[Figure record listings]
** START **

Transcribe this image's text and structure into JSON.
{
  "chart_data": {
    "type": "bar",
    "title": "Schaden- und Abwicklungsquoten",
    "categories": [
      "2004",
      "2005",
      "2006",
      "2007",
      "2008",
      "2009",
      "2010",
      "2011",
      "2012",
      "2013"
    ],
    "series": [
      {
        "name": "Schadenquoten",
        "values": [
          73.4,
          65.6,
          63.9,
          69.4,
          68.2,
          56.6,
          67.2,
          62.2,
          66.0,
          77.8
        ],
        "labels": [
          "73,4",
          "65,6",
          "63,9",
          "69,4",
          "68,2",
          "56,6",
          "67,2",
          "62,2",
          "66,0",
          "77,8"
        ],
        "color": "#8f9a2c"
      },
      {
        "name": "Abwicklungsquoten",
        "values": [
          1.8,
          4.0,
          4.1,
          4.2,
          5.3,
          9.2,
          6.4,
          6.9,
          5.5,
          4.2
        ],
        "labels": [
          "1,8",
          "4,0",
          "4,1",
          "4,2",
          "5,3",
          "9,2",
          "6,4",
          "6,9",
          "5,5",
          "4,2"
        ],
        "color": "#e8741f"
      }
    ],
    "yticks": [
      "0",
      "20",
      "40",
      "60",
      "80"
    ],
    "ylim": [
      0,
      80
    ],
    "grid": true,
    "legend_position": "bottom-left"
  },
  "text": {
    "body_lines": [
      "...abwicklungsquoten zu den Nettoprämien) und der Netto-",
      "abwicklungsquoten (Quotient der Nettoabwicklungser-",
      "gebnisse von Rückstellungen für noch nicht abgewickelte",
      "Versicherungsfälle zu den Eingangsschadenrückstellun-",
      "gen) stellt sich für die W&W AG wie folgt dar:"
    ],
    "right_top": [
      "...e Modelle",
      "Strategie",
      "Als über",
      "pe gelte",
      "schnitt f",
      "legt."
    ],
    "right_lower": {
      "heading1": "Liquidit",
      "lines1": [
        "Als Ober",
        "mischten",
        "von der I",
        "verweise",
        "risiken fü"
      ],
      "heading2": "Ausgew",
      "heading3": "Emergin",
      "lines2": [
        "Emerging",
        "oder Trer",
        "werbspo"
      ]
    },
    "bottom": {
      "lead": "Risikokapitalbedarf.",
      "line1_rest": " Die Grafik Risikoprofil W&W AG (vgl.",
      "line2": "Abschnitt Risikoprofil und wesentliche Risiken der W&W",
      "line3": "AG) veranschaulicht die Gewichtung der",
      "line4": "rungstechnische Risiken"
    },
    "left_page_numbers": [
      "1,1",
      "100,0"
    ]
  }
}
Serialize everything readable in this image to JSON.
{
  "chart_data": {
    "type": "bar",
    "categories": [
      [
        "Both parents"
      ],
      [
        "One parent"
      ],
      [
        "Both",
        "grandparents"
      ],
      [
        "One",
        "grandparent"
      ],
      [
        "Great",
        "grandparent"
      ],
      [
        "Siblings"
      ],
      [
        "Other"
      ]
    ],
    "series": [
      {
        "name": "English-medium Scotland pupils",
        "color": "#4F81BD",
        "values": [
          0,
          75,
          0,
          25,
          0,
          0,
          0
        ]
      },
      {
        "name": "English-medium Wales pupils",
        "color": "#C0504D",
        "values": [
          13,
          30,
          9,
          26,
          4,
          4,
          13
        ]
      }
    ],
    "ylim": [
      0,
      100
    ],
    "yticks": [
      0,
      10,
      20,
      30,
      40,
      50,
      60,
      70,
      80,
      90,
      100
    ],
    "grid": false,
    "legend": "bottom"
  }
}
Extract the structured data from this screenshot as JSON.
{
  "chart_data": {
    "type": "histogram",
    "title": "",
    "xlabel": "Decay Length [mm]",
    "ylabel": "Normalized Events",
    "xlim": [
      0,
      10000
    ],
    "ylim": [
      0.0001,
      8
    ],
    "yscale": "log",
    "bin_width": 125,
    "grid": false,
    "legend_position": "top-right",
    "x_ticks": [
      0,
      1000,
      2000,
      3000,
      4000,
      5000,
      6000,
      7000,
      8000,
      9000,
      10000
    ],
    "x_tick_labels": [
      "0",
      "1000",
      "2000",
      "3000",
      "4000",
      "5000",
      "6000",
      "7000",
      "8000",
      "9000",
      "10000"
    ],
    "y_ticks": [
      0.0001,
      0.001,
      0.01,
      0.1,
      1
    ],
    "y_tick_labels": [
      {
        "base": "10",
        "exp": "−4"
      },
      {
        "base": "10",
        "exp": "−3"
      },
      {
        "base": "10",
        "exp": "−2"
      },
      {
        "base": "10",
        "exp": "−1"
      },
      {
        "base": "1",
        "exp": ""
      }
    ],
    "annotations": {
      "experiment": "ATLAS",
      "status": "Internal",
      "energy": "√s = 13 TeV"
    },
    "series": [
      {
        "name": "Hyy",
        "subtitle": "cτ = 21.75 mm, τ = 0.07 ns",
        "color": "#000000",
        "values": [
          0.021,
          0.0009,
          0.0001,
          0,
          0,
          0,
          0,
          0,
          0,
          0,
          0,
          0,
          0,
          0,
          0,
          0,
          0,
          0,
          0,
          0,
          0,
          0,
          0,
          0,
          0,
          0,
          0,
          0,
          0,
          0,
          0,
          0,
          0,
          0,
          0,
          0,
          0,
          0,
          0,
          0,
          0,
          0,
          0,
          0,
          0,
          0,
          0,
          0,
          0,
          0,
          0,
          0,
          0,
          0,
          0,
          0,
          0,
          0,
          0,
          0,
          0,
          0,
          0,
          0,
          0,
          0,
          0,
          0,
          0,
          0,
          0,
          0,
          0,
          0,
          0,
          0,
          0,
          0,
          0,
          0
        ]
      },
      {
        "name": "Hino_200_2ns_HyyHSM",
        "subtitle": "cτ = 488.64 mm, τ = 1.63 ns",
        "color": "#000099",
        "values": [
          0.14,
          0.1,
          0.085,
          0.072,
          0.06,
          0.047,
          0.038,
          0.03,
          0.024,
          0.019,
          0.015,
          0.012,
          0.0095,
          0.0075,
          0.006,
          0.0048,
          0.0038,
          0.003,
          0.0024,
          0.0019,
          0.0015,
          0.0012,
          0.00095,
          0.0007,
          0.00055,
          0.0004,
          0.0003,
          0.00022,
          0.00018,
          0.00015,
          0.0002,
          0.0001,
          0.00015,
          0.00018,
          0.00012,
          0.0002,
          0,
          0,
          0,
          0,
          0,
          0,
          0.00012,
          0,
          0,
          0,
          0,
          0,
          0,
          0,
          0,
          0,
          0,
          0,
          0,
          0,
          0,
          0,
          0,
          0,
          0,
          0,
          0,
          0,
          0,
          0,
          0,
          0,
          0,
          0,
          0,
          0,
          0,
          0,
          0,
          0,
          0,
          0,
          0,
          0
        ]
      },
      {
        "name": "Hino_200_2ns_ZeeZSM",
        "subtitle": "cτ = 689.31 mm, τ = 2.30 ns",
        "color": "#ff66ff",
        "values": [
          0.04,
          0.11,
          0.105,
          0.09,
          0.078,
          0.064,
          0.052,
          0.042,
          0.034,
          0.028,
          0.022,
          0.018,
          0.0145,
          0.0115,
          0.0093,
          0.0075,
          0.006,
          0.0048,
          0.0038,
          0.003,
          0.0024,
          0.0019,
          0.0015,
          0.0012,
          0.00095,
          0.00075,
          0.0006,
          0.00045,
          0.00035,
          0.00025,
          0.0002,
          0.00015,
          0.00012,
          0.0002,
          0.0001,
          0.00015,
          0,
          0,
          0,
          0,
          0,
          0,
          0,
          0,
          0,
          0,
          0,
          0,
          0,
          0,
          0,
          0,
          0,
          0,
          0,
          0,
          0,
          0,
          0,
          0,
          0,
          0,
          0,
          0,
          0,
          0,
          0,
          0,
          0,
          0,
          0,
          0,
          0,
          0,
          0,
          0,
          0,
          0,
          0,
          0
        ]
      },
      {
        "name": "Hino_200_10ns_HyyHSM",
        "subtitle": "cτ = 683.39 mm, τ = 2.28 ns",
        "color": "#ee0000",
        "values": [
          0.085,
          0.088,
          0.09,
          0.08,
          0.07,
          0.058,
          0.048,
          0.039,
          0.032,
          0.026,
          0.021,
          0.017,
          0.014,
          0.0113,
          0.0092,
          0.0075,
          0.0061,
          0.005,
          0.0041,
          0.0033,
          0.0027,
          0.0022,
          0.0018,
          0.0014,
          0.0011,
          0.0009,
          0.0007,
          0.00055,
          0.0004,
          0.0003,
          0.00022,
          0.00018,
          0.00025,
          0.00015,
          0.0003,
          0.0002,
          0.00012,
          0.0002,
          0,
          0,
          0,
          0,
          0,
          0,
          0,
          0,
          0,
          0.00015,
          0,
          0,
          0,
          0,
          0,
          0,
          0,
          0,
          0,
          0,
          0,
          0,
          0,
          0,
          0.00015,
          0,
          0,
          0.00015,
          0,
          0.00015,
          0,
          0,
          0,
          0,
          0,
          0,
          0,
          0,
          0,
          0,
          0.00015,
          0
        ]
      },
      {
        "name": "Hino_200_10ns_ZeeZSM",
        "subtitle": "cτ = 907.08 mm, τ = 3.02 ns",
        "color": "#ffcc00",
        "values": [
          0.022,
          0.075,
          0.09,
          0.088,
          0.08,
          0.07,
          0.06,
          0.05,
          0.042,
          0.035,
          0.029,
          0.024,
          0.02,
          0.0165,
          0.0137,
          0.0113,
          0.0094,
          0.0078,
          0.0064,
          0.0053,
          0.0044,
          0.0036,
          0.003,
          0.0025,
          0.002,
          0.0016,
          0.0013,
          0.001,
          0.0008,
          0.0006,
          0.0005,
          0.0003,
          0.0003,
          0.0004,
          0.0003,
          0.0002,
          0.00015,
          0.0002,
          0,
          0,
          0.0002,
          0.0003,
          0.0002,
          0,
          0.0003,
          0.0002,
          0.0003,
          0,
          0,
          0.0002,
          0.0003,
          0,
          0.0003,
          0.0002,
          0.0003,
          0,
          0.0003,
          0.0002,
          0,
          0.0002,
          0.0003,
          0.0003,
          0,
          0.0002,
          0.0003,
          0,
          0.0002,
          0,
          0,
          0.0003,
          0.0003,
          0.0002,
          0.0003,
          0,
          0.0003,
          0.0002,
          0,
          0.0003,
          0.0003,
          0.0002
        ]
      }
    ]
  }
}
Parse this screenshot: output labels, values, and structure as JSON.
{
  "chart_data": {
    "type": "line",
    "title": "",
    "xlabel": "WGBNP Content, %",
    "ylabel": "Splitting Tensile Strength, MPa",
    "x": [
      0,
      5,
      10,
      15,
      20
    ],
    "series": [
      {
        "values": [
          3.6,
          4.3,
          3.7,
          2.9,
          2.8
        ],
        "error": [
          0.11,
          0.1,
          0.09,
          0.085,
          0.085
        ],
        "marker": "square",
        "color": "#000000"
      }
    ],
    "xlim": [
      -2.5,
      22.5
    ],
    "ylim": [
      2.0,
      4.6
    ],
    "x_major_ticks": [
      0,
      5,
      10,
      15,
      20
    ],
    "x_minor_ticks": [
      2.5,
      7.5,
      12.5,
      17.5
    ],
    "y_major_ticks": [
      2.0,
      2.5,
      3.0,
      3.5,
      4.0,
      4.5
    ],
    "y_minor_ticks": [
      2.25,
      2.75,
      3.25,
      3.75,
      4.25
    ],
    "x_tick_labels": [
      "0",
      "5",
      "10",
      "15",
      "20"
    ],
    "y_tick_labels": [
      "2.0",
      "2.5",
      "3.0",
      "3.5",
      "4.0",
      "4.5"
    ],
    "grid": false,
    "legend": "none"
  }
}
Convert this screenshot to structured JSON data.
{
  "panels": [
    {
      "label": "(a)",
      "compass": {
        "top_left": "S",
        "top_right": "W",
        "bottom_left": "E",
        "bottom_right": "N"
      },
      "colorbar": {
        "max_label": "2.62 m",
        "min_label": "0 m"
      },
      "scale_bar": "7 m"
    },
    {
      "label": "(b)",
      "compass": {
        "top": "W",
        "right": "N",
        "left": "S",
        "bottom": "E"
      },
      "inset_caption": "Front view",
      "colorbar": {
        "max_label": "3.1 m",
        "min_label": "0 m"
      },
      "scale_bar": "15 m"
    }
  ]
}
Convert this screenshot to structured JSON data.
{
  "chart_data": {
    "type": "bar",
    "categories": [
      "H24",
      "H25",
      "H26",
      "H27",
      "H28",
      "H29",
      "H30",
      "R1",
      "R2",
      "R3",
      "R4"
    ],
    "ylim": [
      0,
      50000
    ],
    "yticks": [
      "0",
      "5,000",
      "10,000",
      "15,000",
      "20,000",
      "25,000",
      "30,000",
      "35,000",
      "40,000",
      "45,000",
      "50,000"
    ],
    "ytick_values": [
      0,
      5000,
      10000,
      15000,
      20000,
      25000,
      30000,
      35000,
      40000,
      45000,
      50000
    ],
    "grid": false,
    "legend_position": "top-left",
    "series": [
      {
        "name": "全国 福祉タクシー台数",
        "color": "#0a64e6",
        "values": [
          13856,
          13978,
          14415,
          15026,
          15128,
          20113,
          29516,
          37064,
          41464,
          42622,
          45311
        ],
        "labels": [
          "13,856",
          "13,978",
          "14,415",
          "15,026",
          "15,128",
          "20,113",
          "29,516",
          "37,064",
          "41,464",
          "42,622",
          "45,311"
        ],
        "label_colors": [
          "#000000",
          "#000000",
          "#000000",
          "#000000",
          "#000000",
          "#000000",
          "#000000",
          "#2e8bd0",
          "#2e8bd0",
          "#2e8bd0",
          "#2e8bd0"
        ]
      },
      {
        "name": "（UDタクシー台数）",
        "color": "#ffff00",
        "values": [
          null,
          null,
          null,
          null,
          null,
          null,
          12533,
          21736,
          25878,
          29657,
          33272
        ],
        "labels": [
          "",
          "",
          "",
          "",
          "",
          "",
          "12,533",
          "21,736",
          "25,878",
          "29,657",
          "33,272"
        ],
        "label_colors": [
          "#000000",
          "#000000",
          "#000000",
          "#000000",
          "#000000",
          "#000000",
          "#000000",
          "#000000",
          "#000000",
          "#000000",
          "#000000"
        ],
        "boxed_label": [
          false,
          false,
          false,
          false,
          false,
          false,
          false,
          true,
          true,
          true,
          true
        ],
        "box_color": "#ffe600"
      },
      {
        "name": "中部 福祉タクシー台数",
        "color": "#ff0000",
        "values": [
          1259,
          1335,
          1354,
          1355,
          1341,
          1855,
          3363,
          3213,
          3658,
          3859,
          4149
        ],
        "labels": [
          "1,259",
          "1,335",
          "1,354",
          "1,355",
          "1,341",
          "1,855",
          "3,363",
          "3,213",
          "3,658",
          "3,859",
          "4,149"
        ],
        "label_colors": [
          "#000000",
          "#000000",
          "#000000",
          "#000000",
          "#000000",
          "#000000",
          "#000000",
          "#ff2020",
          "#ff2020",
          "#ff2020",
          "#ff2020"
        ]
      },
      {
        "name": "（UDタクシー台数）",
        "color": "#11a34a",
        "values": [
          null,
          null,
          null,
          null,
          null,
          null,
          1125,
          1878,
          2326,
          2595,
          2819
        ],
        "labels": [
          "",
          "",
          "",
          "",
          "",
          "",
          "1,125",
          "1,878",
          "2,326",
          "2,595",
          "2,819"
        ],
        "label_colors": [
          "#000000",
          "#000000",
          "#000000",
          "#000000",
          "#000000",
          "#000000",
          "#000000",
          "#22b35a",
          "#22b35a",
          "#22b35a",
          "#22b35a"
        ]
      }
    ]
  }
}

** END **

§ Direction:
Look for the word "this" and return every line where it occurs.

§ Finished task:
Transcribe this image's text and structure into JSON.
Serialize everything readable in this image to JSON.
Extract the structured data from this screenshot as JSON.
Parse this screenshot: output labels, values, and structure as JSON.
Convert this screenshot to structured JSON data.
Convert this screenshot to structured JSON data.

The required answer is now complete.